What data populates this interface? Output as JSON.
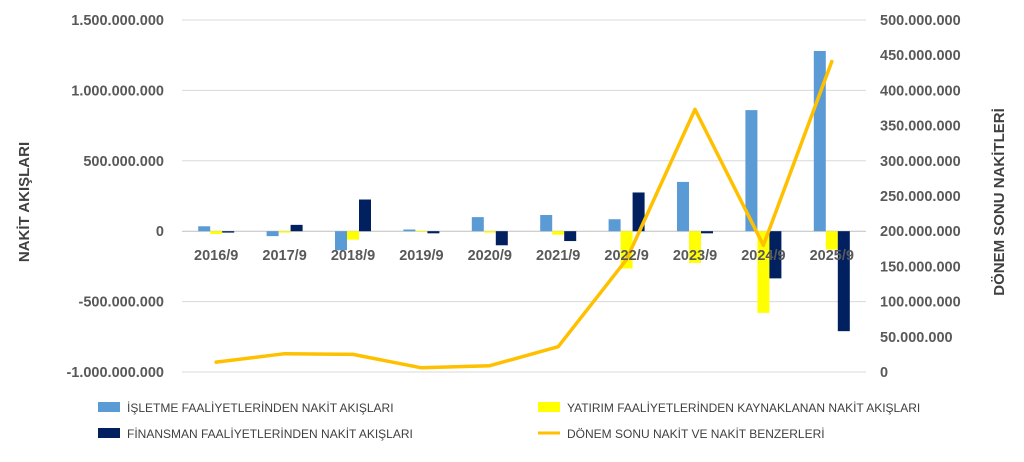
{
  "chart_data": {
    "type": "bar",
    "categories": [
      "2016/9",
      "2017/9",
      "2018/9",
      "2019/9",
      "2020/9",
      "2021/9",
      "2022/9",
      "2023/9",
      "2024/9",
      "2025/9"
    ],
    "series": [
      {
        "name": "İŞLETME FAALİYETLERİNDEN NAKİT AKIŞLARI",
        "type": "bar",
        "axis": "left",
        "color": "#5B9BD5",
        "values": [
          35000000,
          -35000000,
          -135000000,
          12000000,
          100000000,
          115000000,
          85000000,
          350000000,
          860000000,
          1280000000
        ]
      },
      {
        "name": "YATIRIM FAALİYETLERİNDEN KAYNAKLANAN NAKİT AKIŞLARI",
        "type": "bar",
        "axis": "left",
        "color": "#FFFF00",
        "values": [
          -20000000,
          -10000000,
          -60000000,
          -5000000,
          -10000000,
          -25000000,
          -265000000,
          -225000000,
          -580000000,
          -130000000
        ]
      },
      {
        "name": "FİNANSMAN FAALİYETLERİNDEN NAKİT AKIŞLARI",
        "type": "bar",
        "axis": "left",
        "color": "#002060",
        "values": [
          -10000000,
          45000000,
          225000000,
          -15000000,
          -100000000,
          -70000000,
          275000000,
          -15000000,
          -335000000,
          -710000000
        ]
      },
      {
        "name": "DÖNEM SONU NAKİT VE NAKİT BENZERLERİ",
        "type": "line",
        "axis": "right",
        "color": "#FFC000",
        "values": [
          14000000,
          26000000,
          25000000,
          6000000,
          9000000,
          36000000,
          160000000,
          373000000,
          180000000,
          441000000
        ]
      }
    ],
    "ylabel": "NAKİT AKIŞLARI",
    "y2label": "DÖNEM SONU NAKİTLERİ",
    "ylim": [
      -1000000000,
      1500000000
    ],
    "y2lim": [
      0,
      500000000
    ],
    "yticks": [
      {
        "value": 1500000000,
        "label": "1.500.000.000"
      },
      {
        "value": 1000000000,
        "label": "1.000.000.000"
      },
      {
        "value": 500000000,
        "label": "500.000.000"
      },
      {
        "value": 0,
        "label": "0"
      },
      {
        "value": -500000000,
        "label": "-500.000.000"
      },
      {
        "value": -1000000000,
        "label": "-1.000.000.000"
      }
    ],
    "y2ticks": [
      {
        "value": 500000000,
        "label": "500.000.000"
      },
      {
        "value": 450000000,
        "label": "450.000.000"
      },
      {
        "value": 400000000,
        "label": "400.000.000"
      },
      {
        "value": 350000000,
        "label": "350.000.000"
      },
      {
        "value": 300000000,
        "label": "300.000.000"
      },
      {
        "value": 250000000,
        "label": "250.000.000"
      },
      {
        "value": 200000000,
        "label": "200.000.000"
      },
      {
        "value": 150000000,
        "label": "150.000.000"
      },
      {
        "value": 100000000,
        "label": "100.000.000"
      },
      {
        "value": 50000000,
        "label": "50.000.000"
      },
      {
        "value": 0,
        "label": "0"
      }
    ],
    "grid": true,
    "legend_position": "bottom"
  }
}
***
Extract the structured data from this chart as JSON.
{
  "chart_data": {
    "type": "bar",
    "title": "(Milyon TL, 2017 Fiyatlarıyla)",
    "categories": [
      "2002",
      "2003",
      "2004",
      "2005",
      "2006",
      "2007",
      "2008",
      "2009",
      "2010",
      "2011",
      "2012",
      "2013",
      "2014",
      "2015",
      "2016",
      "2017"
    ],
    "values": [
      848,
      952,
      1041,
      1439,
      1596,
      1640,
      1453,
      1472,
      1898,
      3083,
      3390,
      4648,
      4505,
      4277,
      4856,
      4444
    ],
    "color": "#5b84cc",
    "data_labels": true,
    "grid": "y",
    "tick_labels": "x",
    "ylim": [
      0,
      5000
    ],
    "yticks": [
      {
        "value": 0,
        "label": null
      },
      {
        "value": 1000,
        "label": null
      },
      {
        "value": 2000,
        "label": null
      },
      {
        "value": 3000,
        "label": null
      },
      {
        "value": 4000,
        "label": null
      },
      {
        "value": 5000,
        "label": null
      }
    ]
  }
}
***
The problem =>
Pull out every line in the material above where "SONU" occurs.

Response =>
        "name": "DÖNEM SONU NAKİT VE NAKİT BENZERLERİ",
    "y2label": "DÖNEM SONU NAKİTLERİ",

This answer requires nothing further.